Copy every line of the listing that holds the string "this".

§ **ENTRIES SHOWN**
-=-=-=-=-
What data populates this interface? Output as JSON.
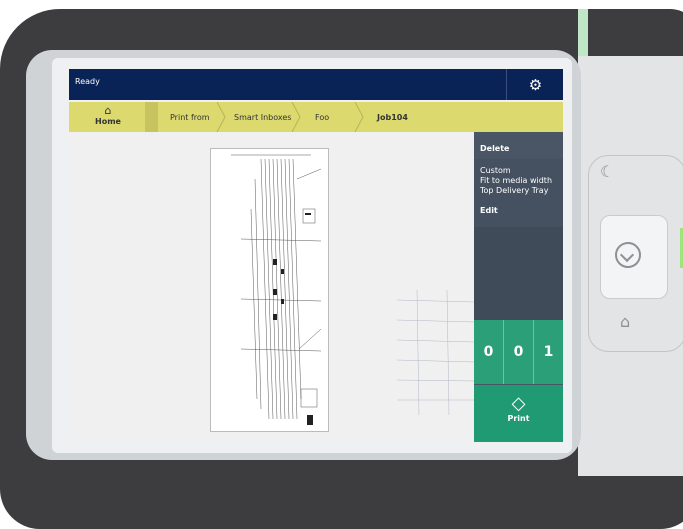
{
  "status": {
    "text": "Ready"
  },
  "topbar": {
    "settings_icon": "gear-icon"
  },
  "breadcrumb": {
    "home_label": "Home",
    "items": [
      "Print from",
      "Smart Inboxes",
      "Foo",
      "Job104"
    ]
  },
  "options": {
    "delete_label": "Delete",
    "settings_lines": [
      "Custom",
      "Fit to media width",
      "Top Delivery Tray"
    ],
    "edit_label": "Edit"
  },
  "counter": {
    "digits": [
      "0",
      "0",
      "1"
    ]
  },
  "print": {
    "label": "Print"
  },
  "colors": {
    "topbar": "#0a2356",
    "crumbbar": "#dcd96e",
    "panel": "#4a5666",
    "print": "#1f9a73"
  }
}
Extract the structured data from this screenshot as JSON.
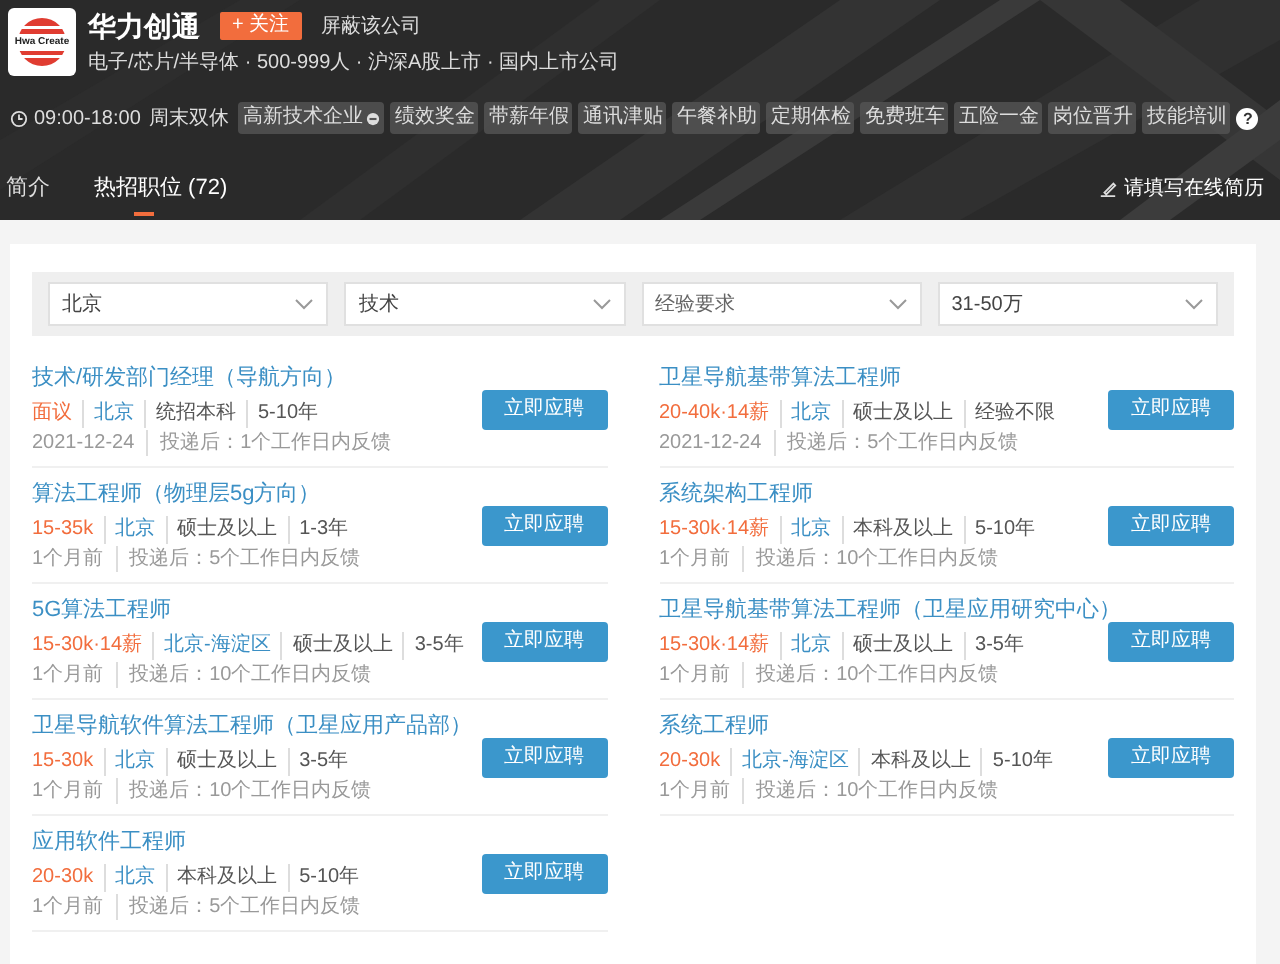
{
  "company": {
    "logo_text": "Hwa Create",
    "name": "华力创通",
    "follow_button": "+ 关注",
    "block_link": "屏蔽该公司",
    "info": "电子/芯片/半导体 · 500-999人 · 沪深A股上市 · 国内上市公司",
    "hours": "09:00-18:00",
    "rest": "周末双休",
    "tags": [
      {
        "label": "高新技术企业",
        "kind": "verified"
      },
      {
        "label": "绩效奖金",
        "kind": "plain"
      },
      {
        "label": "带薪年假",
        "kind": "plain"
      },
      {
        "label": "通讯津贴",
        "kind": "plain"
      },
      {
        "label": "午餐补助",
        "kind": "plain"
      },
      {
        "label": "定期体检",
        "kind": "plain"
      },
      {
        "label": "免费班车",
        "kind": "plain"
      },
      {
        "label": "五险一金",
        "kind": "plain"
      },
      {
        "label": "岗位晋升",
        "kind": "plain"
      },
      {
        "label": "技能培训",
        "kind": "plain"
      }
    ],
    "help": "?"
  },
  "tabs": [
    {
      "label": "简介",
      "selected": false
    },
    {
      "label": "热招职位 (72)",
      "selected": true
    }
  ],
  "resume_link": "请填写在线简历",
  "filters": [
    {
      "value": "北京"
    },
    {
      "value": "技术"
    },
    {
      "placeholder": "经验要求"
    },
    {
      "value": "31-50万"
    }
  ],
  "jobs": [
    {
      "title": "技术/研发部门经理（导航方向）",
      "salary": "面议",
      "location": "北京",
      "education": "统招本科",
      "experience": "5-10年",
      "posted": "2021-12-24",
      "feedback": "投递后：1个工作日内反馈",
      "button": "立即应聘"
    },
    {
      "title": "卫星导航基带算法工程师",
      "salary": "20-40k·14薪",
      "location": "北京",
      "education": "硕士及以上",
      "experience": "经验不限",
      "posted": "2021-12-24",
      "feedback": "投递后：5个工作日内反馈",
      "button": "立即应聘"
    },
    {
      "title": "算法工程师（物理层5g方向）",
      "salary": "15-35k",
      "location": "北京",
      "education": "硕士及以上",
      "experience": "1-3年",
      "posted": "1个月前",
      "feedback": "投递后：5个工作日内反馈",
      "button": "立即应聘"
    },
    {
      "title": "系统架构工程师",
      "salary": "15-30k·14薪",
      "location": "北京",
      "education": "本科及以上",
      "experience": "5-10年",
      "posted": "1个月前",
      "feedback": "投递后：10个工作日内反馈",
      "button": "立即应聘"
    },
    {
      "title": "5G算法工程师",
      "salary": "15-30k·14薪",
      "location": "北京-海淀区",
      "education": "硕士及以上",
      "experience": "3-5年",
      "posted": "1个月前",
      "feedback": "投递后：10个工作日内反馈",
      "button": "立即应聘"
    },
    {
      "title": "卫星导航基带算法工程师（卫星应用研究中心）",
      "salary": "15-30k·14薪",
      "location": "北京",
      "education": "硕士及以上",
      "experience": "3-5年",
      "posted": "1个月前",
      "feedback": "投递后：10个工作日内反馈",
      "button": "立即应聘"
    },
    {
      "title": "卫星导航软件算法工程师（卫星应用产品部）",
      "salary": "15-30k",
      "location": "北京",
      "education": "硕士及以上",
      "experience": "3-5年",
      "posted": "1个月前",
      "feedback": "投递后：10个工作日内反馈",
      "button": "立即应聘"
    },
    {
      "title": "系统工程师",
      "salary": "20-30k",
      "location": "北京-海淀区",
      "education": "本科及以上",
      "experience": "5-10年",
      "posted": "1个月前",
      "feedback": "投递后：10个工作日内反馈",
      "button": "立即应聘"
    },
    {
      "title": "应用软件工程师",
      "salary": "20-30k",
      "location": "北京",
      "education": "本科及以上",
      "experience": "5-10年",
      "posted": "1个月前",
      "feedback": "投递后：5个工作日内反馈",
      "button": "立即应聘"
    }
  ]
}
-=-=-=-=-
§ **REPLY TO THE EXERCISE**
What data populates this interface? Output as JSON.
Extract the structured data from this screenshot as JSON.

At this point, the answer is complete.